[Collected data entries]

[start]

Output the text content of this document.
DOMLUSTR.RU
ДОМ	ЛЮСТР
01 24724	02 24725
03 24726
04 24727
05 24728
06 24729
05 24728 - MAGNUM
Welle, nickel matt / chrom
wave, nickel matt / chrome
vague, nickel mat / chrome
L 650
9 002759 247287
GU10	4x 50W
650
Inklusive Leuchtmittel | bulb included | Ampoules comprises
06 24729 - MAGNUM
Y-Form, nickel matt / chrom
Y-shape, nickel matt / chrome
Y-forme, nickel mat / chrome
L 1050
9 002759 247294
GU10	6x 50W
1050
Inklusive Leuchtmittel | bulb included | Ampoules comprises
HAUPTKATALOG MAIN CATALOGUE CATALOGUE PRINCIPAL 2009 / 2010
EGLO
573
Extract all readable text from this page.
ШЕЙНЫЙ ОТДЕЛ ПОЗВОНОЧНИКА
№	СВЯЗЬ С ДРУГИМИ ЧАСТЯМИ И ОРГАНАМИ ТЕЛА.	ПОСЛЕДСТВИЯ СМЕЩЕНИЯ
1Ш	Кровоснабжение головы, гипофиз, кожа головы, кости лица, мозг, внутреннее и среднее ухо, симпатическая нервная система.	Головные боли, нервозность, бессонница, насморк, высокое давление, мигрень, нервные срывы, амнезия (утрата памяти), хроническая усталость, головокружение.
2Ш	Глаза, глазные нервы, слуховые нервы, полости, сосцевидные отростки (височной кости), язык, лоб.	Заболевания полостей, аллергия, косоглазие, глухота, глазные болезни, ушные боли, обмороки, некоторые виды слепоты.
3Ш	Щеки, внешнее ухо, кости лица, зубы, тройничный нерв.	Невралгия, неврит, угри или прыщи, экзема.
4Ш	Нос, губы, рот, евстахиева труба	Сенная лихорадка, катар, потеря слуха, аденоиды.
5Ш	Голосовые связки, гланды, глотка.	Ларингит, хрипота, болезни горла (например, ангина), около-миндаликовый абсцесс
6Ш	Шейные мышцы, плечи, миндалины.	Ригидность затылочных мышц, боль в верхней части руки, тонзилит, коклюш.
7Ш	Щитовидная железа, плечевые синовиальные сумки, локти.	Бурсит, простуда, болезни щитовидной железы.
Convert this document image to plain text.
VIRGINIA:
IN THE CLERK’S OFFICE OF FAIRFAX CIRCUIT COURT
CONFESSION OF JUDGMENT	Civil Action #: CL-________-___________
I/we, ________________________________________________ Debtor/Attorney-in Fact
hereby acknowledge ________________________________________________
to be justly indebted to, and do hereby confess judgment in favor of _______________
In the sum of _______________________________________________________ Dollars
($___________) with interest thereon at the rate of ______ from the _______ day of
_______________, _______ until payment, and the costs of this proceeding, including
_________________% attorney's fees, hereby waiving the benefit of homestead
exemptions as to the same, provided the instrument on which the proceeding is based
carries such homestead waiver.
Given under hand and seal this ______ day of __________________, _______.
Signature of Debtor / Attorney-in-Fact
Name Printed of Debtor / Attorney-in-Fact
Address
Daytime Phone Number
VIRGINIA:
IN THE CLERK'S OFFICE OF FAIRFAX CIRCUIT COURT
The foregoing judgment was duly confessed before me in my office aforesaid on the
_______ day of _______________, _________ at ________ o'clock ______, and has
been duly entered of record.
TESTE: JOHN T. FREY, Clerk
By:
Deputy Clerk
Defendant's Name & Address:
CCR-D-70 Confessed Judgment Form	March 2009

[end]
[start]

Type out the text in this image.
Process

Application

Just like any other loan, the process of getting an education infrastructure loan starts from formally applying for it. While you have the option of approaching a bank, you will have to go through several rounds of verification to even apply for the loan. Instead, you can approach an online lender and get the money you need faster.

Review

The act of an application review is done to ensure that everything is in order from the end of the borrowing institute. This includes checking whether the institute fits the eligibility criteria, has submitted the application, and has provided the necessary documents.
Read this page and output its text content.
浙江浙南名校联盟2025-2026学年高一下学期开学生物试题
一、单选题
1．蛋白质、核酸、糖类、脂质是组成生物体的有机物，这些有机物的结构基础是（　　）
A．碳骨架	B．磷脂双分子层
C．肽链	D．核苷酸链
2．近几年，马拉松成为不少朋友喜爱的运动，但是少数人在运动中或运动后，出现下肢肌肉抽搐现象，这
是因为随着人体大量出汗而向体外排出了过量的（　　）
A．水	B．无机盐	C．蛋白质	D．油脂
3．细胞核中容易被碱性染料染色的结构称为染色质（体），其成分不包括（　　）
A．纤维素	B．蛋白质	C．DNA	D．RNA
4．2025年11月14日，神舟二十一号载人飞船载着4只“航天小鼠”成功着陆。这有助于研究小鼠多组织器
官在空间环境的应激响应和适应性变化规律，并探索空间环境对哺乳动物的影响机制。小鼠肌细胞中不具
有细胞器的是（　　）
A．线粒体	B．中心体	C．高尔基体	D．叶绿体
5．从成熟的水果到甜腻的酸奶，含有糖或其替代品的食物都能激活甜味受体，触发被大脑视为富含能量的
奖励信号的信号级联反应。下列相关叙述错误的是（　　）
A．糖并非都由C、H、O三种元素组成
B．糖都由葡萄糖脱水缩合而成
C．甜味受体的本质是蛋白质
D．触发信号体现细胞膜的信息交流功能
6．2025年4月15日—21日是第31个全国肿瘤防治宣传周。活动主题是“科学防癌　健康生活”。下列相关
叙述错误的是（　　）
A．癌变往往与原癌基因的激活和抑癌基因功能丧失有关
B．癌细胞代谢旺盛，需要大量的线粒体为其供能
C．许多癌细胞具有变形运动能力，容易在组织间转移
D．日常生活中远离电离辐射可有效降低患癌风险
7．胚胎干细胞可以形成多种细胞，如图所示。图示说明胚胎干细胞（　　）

[end]

[TASK BRIEF]
In the listing above, find each line with the word "CIRCUIT" and copy it.

[TASK SOLUTION]
IN THE CLERK’S OFFICE OF FAIRFAX CIRCUIT COURT
IN THE CLERK'S OFFICE OF FAIRFAX CIRCUIT COURT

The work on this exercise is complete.